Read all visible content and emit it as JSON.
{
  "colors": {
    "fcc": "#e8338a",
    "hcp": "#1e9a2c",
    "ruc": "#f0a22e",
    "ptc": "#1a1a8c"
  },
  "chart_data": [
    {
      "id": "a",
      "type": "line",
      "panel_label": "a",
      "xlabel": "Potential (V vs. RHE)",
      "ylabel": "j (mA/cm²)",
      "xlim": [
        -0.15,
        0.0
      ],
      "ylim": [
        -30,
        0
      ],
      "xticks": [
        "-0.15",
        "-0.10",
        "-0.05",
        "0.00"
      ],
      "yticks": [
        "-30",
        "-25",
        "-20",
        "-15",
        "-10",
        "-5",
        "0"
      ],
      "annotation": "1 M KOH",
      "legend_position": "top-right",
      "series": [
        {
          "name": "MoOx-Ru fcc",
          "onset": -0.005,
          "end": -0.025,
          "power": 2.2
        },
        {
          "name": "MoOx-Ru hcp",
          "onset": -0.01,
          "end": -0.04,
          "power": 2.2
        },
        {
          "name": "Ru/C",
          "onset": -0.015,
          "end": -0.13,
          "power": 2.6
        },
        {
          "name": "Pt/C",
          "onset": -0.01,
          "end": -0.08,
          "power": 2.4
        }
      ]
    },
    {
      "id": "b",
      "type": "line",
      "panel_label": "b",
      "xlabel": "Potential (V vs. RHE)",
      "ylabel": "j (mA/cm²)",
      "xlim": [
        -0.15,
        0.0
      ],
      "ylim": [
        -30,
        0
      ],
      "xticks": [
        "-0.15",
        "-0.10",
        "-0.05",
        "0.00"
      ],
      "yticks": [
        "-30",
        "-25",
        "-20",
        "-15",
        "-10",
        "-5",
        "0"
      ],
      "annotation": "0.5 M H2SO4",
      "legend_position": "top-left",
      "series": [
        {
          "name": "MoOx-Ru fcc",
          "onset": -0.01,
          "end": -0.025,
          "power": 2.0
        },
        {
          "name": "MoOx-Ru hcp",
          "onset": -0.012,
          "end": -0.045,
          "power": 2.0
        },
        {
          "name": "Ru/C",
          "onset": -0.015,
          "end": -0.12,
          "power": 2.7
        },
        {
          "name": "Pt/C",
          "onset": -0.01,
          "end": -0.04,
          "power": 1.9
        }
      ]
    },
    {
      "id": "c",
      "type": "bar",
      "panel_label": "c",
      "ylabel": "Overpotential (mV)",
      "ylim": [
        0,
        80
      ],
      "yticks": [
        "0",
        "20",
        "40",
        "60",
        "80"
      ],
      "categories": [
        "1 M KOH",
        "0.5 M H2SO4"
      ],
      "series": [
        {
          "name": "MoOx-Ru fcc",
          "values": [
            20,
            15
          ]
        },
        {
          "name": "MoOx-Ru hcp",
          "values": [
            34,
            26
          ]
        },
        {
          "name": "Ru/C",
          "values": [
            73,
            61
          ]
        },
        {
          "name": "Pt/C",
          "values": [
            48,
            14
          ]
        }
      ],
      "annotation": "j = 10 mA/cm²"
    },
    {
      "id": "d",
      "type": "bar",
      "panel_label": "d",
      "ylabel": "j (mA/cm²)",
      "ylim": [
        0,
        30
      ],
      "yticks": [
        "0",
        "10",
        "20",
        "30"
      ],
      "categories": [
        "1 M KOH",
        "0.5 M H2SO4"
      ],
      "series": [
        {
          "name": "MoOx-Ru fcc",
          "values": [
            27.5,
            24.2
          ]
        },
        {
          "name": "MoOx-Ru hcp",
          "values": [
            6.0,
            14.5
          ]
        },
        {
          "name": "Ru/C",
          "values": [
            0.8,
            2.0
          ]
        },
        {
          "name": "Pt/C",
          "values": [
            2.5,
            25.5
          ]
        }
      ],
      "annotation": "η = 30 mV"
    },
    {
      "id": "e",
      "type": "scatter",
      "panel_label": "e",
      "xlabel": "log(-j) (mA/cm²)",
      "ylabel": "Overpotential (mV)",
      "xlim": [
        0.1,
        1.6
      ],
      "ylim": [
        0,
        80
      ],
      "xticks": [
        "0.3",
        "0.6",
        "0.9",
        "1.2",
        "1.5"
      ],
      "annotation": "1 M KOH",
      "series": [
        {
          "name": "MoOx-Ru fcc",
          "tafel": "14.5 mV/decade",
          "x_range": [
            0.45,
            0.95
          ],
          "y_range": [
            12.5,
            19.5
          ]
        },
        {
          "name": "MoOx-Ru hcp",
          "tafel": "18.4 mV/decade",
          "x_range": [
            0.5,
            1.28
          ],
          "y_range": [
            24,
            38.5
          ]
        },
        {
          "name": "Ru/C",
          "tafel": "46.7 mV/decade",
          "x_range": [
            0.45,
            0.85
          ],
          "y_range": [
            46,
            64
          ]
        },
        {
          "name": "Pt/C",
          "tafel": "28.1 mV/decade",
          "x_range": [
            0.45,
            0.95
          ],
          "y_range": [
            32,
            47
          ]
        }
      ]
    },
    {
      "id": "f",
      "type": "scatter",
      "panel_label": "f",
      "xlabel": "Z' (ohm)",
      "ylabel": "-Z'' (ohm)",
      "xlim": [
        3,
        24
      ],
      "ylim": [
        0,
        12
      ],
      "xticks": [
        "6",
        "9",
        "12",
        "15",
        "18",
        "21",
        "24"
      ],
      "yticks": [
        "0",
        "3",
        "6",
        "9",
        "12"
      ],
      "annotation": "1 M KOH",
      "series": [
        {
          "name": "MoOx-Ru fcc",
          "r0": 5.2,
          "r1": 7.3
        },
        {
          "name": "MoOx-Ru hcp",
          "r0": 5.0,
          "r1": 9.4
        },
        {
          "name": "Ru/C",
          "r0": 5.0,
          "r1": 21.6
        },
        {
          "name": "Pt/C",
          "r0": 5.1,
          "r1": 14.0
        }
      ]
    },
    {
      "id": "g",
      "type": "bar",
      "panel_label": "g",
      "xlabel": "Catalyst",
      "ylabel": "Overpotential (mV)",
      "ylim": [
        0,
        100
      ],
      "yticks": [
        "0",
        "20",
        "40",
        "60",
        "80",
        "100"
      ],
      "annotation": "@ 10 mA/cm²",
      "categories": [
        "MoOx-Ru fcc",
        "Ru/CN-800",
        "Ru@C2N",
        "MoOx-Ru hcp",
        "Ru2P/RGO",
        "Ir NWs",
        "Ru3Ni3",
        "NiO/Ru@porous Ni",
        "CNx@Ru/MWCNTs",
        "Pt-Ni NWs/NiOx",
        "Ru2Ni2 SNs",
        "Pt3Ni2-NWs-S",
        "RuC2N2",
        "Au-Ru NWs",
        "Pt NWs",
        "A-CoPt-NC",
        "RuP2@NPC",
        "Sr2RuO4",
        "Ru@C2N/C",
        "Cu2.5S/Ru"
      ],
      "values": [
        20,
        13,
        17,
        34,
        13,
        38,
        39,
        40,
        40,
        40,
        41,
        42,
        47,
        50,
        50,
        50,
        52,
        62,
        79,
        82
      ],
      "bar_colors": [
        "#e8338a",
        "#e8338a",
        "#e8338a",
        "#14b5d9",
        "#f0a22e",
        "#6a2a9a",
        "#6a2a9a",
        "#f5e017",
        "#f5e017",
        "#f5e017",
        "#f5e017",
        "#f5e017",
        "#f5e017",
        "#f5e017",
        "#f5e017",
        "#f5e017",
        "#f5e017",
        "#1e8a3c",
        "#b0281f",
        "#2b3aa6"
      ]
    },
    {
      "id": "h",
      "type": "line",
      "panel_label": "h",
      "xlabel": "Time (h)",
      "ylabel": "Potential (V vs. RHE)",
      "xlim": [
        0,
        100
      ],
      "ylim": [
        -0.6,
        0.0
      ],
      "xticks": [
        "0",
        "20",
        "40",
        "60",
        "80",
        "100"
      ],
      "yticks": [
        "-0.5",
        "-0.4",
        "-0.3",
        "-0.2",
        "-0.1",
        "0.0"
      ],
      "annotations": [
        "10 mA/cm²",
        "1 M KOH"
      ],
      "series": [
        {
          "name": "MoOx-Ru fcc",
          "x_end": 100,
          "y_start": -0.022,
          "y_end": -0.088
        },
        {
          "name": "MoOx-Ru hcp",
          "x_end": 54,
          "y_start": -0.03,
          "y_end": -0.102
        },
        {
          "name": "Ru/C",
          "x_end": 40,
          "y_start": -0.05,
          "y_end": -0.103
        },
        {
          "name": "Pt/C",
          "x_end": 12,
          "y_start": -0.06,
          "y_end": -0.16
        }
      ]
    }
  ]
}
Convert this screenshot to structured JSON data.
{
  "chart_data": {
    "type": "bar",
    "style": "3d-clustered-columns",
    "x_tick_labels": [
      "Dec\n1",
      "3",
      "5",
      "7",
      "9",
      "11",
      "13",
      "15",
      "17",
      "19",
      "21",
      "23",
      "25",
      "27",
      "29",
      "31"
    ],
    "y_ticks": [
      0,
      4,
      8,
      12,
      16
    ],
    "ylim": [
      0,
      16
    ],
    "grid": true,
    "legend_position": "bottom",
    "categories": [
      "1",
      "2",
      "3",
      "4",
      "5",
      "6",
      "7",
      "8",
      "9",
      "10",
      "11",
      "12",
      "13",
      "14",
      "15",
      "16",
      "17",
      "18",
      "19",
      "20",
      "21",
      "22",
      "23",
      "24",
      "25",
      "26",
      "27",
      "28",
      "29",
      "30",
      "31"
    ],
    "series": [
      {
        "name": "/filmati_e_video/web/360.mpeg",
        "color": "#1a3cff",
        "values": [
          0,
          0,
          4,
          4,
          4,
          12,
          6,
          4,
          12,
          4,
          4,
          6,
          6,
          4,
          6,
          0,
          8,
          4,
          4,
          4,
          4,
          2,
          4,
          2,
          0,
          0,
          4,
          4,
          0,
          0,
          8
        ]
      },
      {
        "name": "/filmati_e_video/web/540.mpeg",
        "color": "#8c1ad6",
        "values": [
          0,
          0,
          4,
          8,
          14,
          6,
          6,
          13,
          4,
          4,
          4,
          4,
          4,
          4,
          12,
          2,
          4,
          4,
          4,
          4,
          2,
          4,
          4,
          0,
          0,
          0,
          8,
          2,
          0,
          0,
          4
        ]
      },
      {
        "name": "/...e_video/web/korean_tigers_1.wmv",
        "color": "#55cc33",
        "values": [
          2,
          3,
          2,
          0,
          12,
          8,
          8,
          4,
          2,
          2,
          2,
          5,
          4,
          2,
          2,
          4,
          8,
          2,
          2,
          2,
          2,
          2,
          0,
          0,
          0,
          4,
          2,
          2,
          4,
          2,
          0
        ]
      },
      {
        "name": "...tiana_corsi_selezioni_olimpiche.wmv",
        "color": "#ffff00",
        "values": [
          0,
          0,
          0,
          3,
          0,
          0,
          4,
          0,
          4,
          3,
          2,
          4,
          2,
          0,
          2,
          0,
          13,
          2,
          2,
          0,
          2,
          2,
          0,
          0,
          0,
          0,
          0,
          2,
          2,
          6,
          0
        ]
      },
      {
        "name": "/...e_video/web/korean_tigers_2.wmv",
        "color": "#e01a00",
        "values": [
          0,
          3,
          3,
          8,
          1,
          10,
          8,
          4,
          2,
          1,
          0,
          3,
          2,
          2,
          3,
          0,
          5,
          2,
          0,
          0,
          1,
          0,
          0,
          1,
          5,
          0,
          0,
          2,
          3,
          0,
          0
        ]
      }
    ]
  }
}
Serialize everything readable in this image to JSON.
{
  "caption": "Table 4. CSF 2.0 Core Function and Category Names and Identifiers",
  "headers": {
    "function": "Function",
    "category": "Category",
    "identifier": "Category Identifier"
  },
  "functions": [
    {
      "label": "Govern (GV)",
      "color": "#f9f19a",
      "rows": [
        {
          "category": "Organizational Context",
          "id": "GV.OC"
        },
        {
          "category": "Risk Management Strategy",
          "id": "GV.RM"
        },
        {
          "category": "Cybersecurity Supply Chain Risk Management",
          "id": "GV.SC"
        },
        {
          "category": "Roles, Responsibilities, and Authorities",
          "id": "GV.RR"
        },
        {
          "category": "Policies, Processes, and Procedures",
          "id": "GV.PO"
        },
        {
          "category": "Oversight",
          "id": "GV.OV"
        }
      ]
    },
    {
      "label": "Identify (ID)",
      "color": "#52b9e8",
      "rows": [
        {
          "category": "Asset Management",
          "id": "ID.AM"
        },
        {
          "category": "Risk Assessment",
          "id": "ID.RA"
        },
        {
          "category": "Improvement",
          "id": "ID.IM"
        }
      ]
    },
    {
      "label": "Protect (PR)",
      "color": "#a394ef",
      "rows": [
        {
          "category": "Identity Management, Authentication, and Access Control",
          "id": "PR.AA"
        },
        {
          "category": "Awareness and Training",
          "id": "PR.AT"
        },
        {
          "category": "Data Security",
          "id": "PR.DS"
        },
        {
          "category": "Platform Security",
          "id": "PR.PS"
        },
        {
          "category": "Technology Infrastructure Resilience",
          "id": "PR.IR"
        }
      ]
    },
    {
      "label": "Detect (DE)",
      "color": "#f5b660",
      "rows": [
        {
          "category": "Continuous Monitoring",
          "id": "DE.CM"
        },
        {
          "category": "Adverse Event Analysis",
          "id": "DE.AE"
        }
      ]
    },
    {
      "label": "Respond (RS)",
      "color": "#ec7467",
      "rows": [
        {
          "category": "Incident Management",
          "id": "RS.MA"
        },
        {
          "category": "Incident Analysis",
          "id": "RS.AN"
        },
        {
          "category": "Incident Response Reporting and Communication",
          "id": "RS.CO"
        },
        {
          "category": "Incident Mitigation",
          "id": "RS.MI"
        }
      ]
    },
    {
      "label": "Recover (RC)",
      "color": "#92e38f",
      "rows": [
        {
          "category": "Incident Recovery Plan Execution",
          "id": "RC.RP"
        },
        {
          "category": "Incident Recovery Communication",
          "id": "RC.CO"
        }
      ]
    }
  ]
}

### THE EXERCISE
Scan the material above for the string "Management" and return the lines that hold it.

### TASK RESULT
          "category": "Risk Management Strategy",
          "category": "Cybersecurity Supply Chain Risk Management",
          "category": "Asset Management",
          "category": "Identity Management, Authentication, and Access Control",
          "category": "Incident Management",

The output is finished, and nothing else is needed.